-- Start of Material to process --

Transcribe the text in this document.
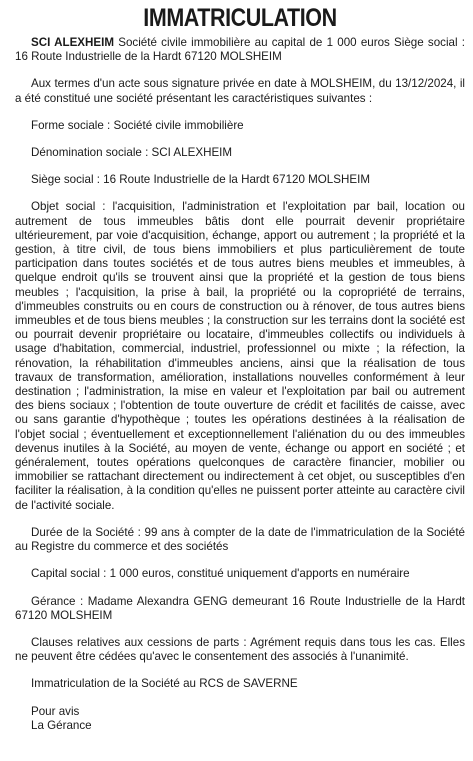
IMMATRICULATION
SCI ALEXHEIM Société civile immobilière au capital de 1 000 euros Siège social : 16 Route Industrielle de la Hardt 67120 MOLSHEIM
Aux termes d'un acte sous signature privée en date à MOLSHEIM, du 13/12/2024, il a été constitué une société présentant les caractéristiques suivantes :
Forme sociale : Société civile immobilière
Dénomination sociale : SCI ALEXHEIM
Siège social : 16 Route Industrielle de la Hardt 67120 MOLSHEIM
Objet social : l'acquisition, l'administration et l'exploitation par bail, location ou autrement de tous immeubles bâtis dont elle pourrait devenir propriétaire ultérieurement, par voie d'acquisition, échange, apport ou autrement ; la propriété et la gestion, à titre civil, de tous biens immobiliers et plus particulièrement de toute participation dans toutes sociétés et de tous autres biens meubles et immeubles, à quelque endroit qu'ils se trouvent ainsi que la propriété et la gestion de tous biens meubles ; l'acquisition, la prise à bail, la propriété ou la copropriété de terrains, d'immeubles construits ou en cours de construction ou à rénover, de tous autres biens immeubles et de tous biens meubles ; la construction sur les terrains dont la société est ou pourrait devenir propriétaire ou locataire, d'immeubles collectifs ou individuels à usage d'habitation, commercial, industriel, professionnel ou mixte ; la réfection, la rénovation, la réhabilitation d'immeubles anciens, ainsi que la réalisation de tous travaux de transformation, amélioration, installations nouvelles conformément à leur destination ; l'administration, la mise en valeur et l'exploitation par bail ou autrement des biens sociaux ; l'obtention de toute ouverture de crédit et facilités de caisse, avec ou sans garantie d'hypothèque ; toutes les opérations destinées à la réalisation de l'objet social ; éventuellement et exceptionnellement l'aliénation du ou des immeubles devenus inutiles à la Société, au moyen de vente, échange ou apport en société ; et généralement, toutes opérations quelconques de caractère financier, mobilier ou immobilier se rattachant directement ou indirectement à cet objet, ou susceptibles d'en faciliter la réalisation, à la condition qu'elles ne puissent porter atteinte au caractère civil de l'activité sociale.
Durée de la Société : 99 ans à compter de la date de l'immatriculation de la Société au Registre du commerce et des sociétés
Capital social : 1 000 euros, constitué uniquement d'apports en numéraire
Gérance : Madame Alexandra GENG demeurant 16 Route Industrielle de la Hardt 67120 MOLSHEIM
Clauses relatives aux cessions de parts : Agrément requis dans tous les cas. Elles ne peuvent être cédées qu'avec le consentement des associés à l'unanimité.
Immatriculation de la Société au RCS de SAVERNE
Pour avis
La Gérance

-- End of Material to process --

Repeat each entry exactly as it appears; skip any picture.

--- Finished exercise ---
Transcribe the text in this document.
IMMATRICULATION
SCI ALEXHEIM Société civile immobilière au capital de 1 000 euros Siège social : 16 Route Industrielle de la Hardt 67120 MOLSHEIM
Aux termes d'un acte sous signature privée en date à MOLSHEIM, du 13/12/2024, il a été constitué une société présentant les caractéristiques suivantes :
Forme sociale : Société civile immobilière
Dénomination sociale : SCI ALEXHEIM
Siège social : 16 Route Industrielle de la Hardt 67120 MOLSHEIM
Objet social : l'acquisition, l'administration et l'exploitation par bail, location ou autrement de tous immeubles bâtis dont elle pourrait devenir propriétaire ultérieurement, par voie d'acquisition, échange, apport ou autrement ; la propriété et la gestion, à titre civil, de tous biens immobiliers et plus particulièrement de toute participation dans toutes sociétés et de tous autres biens meubles et immeubles, à quelque endroit qu'ils se trouvent ainsi que la propriété et la gestion de tous biens meubles ; l'acquisition, la prise à bail, la propriété ou la copropriété de terrains, d'immeubles construits ou en cours de construction ou à rénover, de tous autres biens immeubles et de tous biens meubles ; la construction sur les terrains dont la société est ou pourrait devenir propriétaire ou locataire, d'immeubles collectifs ou individuels à usage d'habitation, commercial, industriel, professionnel ou mixte ; la réfection, la rénovation, la réhabilitation d'immeubles anciens, ainsi que la réalisation de tous travaux de transformation, amélioration, installations nouvelles conformément à leur destination ; l'administration, la mise en valeur et l'exploitation par bail ou autrement des biens sociaux ; l'obtention de toute ouverture de crédit et facilités de caisse, avec ou sans garantie d'hypothèque ; toutes les opérations destinées à la réalisation de l'objet social ; éventuellement et exceptionnellement l'aliénation du ou des immeubles devenus inutiles à la Société, au moyen de vente, échange ou apport en société ; et généralement, toutes opérations quelconques de caractère financier, mobilier ou immobilier se rattachant directement ou indirectement à cet objet, ou susceptibles d'en faciliter la réalisation, à la condition qu'elles ne puissent porter atteinte au caractère civil de l'activité sociale.
Durée de la Société : 99 ans à compter de la date de l'immatriculation de la Société au Registre du commerce et des sociétés
Capital social : 1 000 euros, constitué uniquement d'apports en numéraire
Gérance : Madame Alexandra GENG demeurant 16 Route Industrielle de la Hardt 67120 MOLSHEIM
Clauses relatives aux cessions de parts : Agrément requis dans tous les cas. Elles ne peuvent être cédées qu'avec le consentement des associés à l'unanimité.
Immatriculation de la Société au RCS de SAVERNE
Pour avis
La Gérance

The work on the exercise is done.